### DESCRIPTION OF THE TASK
Each line containing the word "Spot" must be reported.

### INPUT
========================================
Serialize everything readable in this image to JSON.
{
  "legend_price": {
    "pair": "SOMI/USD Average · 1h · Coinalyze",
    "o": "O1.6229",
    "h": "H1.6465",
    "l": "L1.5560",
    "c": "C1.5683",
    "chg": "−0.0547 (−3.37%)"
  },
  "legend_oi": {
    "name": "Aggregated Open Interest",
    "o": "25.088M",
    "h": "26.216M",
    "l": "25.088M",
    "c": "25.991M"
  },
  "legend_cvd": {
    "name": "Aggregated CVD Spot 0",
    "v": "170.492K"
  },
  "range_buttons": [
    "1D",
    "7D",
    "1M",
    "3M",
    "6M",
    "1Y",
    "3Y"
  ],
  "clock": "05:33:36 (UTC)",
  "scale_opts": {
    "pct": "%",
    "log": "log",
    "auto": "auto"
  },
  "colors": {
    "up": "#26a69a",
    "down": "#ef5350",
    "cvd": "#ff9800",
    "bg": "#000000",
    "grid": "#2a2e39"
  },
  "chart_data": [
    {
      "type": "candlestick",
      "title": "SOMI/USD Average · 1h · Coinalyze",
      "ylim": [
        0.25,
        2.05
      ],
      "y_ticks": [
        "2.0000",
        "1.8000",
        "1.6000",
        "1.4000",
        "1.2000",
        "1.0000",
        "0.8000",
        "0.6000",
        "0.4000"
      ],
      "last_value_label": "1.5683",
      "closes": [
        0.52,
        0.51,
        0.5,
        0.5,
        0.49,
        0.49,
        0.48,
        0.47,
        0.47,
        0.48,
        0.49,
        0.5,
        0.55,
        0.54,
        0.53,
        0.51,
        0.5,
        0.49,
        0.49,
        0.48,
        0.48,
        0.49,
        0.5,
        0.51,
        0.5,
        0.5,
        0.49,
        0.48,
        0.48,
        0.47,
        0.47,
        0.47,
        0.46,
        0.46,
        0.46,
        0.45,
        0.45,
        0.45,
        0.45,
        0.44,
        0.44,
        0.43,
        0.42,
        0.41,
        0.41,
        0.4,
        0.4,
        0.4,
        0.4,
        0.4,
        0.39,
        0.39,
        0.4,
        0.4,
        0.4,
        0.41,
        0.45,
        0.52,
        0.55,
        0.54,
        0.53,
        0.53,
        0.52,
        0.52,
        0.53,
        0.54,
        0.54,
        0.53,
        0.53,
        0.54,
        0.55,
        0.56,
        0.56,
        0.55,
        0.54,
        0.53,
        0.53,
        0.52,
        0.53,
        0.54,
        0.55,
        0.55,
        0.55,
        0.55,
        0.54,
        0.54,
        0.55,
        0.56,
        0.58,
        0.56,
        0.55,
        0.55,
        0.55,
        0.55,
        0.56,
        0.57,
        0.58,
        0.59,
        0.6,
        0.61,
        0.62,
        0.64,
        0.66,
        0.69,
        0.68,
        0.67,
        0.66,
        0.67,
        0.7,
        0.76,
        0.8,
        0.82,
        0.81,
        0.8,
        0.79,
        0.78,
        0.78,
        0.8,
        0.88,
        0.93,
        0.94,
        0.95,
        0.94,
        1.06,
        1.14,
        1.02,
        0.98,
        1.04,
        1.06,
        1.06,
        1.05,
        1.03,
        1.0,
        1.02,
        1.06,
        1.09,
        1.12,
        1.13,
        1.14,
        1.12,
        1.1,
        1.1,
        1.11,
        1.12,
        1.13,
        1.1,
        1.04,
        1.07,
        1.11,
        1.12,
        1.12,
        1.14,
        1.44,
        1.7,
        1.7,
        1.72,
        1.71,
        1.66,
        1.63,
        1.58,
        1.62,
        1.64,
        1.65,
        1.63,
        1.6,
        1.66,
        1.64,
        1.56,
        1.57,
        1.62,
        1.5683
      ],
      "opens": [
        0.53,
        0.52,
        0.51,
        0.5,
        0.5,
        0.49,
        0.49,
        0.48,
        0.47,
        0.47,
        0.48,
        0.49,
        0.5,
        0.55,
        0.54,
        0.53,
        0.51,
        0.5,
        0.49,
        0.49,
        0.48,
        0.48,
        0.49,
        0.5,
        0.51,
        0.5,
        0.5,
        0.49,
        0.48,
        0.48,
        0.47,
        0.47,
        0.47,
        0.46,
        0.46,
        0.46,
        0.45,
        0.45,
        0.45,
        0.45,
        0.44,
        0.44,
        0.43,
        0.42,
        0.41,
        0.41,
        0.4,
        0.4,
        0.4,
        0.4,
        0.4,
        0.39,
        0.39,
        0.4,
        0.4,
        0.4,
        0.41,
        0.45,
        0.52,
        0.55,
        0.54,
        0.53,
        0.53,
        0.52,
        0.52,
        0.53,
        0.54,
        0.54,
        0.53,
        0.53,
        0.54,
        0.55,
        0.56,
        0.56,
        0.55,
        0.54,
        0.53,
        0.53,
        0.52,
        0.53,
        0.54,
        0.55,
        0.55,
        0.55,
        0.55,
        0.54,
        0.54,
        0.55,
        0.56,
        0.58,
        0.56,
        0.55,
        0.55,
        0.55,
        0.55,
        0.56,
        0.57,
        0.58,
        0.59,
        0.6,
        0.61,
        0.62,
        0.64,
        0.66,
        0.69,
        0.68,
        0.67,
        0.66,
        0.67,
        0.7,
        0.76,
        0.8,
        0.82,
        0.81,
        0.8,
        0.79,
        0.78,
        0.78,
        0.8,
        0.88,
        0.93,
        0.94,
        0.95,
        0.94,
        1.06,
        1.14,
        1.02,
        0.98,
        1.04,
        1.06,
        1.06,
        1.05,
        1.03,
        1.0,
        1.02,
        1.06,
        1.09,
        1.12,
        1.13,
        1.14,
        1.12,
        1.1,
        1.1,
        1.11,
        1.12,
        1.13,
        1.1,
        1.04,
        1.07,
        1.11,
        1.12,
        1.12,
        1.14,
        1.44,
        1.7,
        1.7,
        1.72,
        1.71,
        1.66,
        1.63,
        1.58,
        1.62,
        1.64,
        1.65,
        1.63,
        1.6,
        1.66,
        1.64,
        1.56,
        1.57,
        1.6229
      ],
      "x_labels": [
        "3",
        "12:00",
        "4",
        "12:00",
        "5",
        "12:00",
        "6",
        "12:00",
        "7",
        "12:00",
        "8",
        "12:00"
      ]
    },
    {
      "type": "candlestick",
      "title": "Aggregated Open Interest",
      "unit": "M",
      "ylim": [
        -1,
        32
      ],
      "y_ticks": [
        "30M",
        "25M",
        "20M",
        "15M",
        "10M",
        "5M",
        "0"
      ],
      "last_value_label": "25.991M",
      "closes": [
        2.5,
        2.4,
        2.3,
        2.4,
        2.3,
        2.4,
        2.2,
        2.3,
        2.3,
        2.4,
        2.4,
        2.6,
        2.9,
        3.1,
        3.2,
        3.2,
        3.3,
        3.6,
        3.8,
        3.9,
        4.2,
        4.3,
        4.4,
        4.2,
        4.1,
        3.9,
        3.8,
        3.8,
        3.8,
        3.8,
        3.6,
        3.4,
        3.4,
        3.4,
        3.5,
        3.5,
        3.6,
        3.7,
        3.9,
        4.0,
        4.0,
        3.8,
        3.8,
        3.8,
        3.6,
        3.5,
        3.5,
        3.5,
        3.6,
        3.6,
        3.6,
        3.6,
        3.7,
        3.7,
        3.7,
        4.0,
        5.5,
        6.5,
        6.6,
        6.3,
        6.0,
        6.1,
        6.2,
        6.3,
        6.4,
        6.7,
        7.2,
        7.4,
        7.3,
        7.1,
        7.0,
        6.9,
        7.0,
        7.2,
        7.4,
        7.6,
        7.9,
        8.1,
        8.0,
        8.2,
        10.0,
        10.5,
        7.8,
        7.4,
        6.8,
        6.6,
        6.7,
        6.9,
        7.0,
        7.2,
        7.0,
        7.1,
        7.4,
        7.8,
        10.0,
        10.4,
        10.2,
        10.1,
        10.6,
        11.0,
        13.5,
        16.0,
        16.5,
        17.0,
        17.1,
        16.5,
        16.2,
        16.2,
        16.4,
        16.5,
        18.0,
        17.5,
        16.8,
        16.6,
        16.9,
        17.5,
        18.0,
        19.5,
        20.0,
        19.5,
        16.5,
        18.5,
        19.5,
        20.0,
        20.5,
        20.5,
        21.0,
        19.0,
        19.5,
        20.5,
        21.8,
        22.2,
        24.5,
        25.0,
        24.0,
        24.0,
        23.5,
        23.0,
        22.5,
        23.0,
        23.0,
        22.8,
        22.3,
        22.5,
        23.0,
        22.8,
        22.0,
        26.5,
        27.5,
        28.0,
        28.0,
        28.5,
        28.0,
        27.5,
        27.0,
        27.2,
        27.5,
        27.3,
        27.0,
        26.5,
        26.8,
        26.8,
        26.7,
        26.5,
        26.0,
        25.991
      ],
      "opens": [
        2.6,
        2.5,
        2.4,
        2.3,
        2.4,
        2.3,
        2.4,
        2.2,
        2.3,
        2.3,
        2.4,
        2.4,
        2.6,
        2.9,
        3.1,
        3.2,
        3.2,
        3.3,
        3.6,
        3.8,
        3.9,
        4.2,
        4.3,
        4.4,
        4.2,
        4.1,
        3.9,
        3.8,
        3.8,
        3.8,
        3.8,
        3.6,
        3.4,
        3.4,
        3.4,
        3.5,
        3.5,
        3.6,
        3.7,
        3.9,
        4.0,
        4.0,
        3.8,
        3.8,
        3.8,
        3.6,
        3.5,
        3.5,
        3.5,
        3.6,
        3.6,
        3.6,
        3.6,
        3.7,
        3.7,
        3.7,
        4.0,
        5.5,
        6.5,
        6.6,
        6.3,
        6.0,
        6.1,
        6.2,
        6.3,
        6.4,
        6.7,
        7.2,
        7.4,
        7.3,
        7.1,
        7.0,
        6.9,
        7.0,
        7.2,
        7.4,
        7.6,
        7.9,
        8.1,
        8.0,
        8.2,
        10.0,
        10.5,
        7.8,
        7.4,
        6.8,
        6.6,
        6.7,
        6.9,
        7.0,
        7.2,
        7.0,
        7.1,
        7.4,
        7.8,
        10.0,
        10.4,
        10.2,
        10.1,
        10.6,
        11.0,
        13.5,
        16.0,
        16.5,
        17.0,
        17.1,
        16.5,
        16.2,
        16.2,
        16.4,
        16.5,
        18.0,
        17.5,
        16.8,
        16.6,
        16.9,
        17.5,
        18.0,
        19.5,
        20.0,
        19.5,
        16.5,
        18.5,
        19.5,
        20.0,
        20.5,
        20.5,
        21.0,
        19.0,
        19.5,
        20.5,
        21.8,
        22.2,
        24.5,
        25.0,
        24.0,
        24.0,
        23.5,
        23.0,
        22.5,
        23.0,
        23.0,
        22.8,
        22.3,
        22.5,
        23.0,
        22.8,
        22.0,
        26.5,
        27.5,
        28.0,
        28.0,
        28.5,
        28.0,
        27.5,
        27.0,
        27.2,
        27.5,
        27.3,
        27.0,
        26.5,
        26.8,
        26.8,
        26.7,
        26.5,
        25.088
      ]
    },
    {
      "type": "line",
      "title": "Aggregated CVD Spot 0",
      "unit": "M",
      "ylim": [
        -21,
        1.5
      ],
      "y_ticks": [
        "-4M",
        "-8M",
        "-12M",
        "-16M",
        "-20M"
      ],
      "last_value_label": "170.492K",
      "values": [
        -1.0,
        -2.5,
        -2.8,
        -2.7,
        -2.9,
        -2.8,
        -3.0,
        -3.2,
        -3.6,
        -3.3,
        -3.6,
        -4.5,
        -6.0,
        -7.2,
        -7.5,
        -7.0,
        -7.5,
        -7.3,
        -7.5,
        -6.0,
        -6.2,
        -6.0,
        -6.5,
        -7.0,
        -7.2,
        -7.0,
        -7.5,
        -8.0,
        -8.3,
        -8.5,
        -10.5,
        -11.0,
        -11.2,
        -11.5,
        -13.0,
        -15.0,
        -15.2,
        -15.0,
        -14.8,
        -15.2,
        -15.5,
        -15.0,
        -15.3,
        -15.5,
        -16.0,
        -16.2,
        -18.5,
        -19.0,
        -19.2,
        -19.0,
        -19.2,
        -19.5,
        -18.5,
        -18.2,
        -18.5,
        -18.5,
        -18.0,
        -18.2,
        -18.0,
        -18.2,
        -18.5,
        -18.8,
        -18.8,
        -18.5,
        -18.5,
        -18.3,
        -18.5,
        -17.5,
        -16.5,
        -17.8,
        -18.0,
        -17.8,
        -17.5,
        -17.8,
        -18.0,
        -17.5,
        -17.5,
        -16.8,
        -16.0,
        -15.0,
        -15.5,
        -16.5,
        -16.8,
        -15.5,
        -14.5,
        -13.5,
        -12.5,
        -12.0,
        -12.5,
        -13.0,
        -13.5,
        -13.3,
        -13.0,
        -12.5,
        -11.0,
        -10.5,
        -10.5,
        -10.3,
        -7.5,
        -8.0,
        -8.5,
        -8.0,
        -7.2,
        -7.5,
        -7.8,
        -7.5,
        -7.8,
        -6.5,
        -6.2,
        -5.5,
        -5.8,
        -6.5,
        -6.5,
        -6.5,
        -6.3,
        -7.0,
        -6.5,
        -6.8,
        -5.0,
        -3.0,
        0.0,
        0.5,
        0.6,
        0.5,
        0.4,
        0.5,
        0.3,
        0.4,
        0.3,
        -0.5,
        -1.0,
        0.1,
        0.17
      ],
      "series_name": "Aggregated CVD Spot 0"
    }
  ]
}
========================================
### TASK RESULT
    "name": "Aggregated CVD Spot 0",
      "title": "Aggregated CVD Spot 0",
      "series_name": "Aggregated CVD Spot 0"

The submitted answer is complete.